Records from a collection:
■ ■ ■ ■ ■

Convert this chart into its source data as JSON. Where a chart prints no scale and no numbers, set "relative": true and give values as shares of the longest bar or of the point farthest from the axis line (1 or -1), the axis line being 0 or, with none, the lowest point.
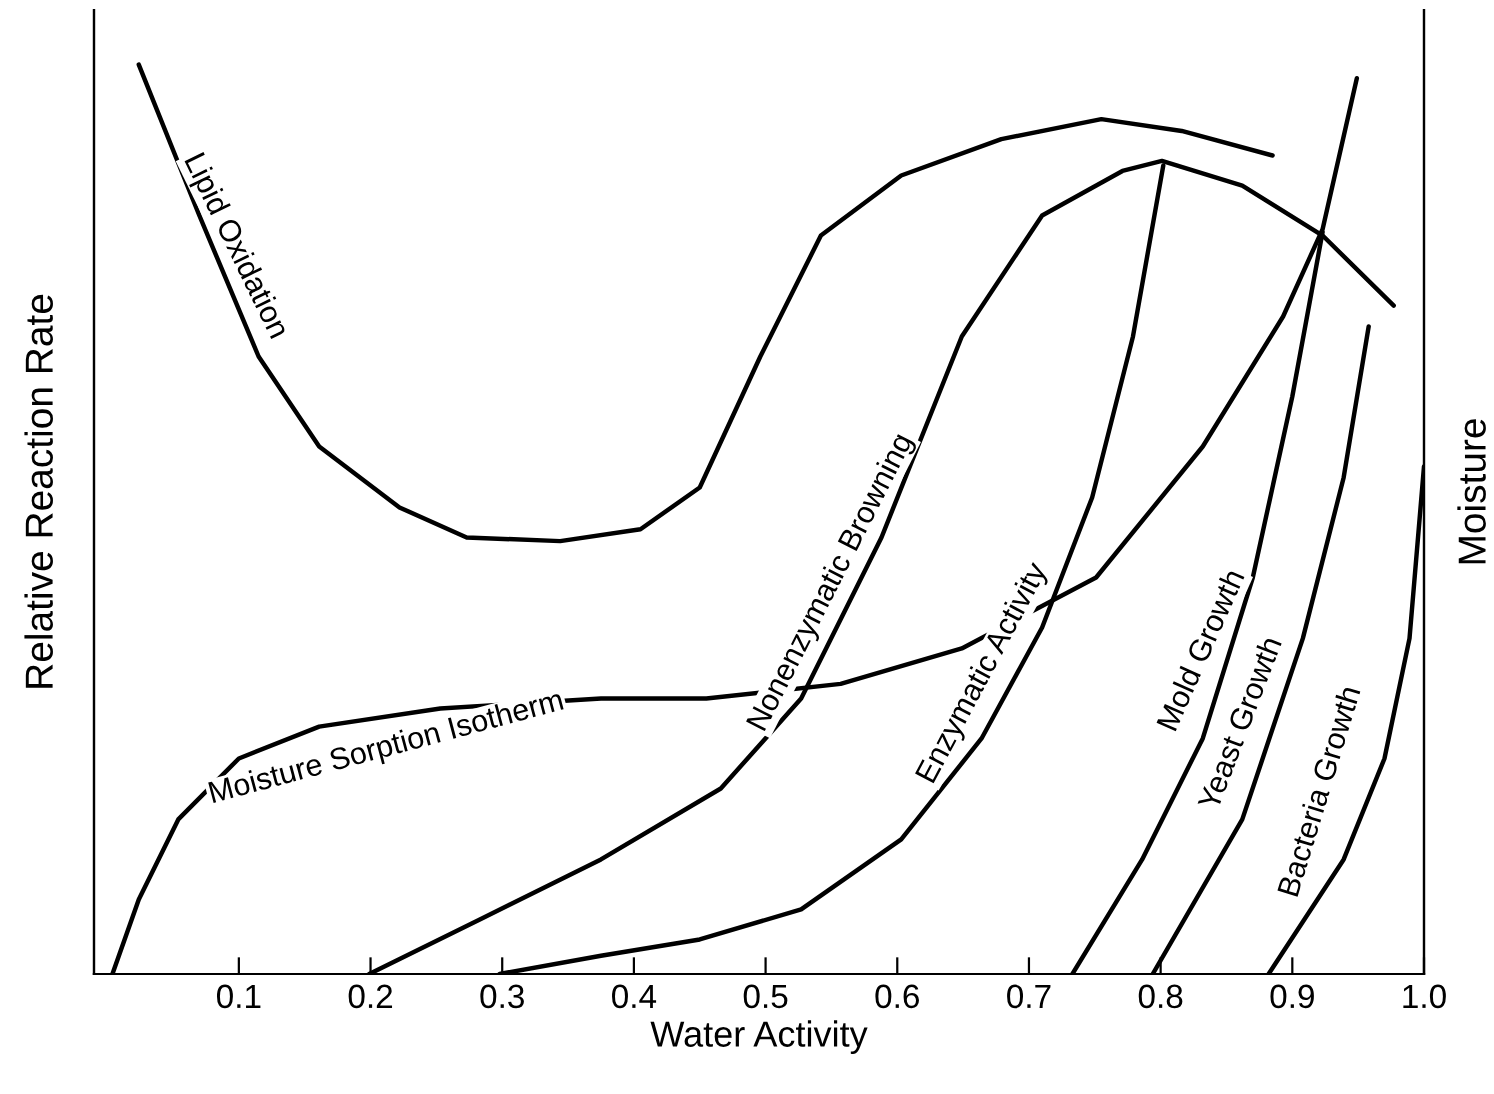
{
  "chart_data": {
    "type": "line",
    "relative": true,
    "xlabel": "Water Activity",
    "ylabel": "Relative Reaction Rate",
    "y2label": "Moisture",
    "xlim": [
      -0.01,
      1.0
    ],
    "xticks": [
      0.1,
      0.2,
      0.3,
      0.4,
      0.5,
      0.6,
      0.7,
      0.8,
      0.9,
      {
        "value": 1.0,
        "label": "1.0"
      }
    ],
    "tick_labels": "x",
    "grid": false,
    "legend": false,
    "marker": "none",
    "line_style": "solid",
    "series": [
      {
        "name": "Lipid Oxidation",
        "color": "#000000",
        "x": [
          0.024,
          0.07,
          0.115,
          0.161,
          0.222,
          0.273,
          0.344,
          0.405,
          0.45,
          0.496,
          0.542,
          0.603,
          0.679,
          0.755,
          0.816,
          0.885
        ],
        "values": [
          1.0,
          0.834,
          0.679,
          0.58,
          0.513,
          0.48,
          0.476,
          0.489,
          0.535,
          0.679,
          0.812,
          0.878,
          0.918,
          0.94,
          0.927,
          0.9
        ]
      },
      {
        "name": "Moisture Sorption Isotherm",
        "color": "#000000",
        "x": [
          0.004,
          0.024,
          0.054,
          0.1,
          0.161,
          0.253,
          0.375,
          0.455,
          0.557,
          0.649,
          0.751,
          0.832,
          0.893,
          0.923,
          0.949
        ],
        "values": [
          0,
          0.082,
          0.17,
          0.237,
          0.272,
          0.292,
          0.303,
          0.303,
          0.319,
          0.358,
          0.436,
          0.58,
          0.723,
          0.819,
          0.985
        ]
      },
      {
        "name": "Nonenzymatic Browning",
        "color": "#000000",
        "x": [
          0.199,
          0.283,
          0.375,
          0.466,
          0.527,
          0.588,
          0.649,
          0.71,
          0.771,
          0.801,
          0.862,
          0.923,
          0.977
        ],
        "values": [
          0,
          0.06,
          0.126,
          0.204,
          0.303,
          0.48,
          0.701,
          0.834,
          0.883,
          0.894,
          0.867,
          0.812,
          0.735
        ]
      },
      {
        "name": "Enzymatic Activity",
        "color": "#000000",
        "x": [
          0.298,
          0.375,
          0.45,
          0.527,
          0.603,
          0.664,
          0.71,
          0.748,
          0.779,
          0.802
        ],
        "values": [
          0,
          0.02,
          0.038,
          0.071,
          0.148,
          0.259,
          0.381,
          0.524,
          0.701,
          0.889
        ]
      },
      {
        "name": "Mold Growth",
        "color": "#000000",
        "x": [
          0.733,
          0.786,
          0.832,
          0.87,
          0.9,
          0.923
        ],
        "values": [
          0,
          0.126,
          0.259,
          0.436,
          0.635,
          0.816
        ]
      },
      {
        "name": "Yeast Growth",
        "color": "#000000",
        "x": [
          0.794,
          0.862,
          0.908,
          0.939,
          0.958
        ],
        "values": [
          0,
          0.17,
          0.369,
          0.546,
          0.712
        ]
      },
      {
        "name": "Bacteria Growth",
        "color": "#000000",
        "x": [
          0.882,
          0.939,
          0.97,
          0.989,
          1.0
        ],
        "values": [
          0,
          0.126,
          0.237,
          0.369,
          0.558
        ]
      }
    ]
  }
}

■ ■ ■ ■ ■

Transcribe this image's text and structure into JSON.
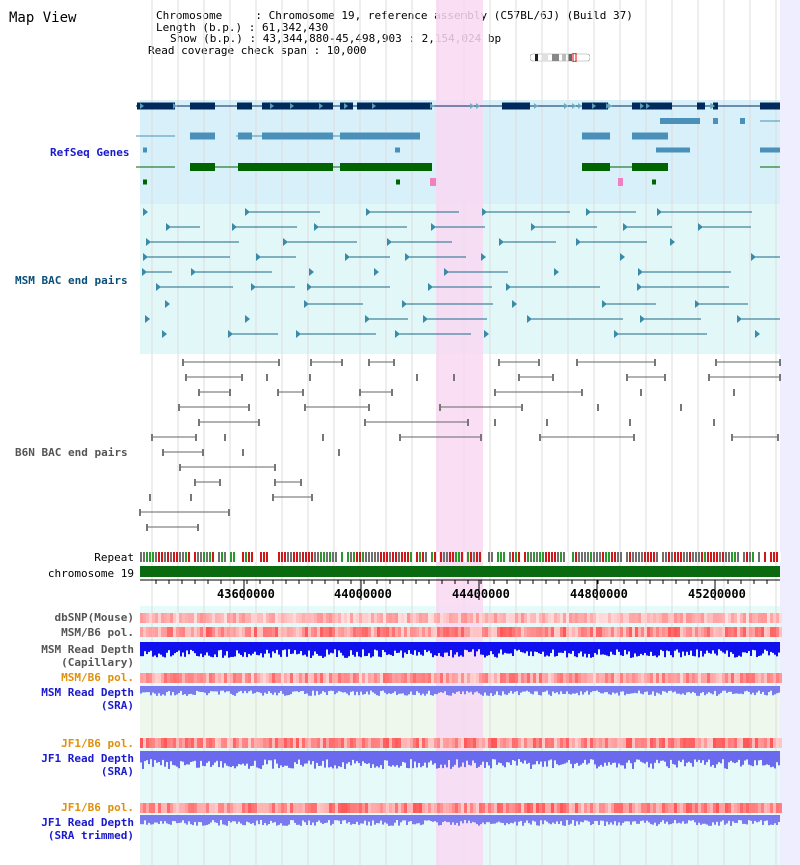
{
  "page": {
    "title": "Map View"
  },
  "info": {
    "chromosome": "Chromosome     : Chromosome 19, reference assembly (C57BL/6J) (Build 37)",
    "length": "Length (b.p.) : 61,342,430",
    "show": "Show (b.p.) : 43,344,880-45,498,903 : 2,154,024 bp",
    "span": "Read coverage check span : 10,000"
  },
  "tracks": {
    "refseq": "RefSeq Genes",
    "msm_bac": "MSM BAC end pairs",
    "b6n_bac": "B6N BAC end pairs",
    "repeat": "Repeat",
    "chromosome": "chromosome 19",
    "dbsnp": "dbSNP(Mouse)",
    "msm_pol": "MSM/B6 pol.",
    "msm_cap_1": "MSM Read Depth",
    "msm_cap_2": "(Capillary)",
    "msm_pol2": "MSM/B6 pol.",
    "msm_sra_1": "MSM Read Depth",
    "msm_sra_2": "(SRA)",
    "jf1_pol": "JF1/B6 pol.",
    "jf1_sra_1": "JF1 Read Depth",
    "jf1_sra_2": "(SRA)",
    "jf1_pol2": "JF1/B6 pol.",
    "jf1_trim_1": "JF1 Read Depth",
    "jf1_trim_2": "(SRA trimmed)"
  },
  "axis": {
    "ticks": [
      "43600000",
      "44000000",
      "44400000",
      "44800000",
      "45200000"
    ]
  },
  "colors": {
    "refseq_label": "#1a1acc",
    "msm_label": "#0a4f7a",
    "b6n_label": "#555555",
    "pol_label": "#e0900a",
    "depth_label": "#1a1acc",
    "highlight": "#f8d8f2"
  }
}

■ ■ ■ ■ ■

• _WHAT IS BEING ASKED_
Show the lines where the word "pairs" appears in the entries.

• _RESPONSE AREA_
    "msm_bac": "MSM BAC end pairs",
    "b6n_bac": "B6N BAC end pairs",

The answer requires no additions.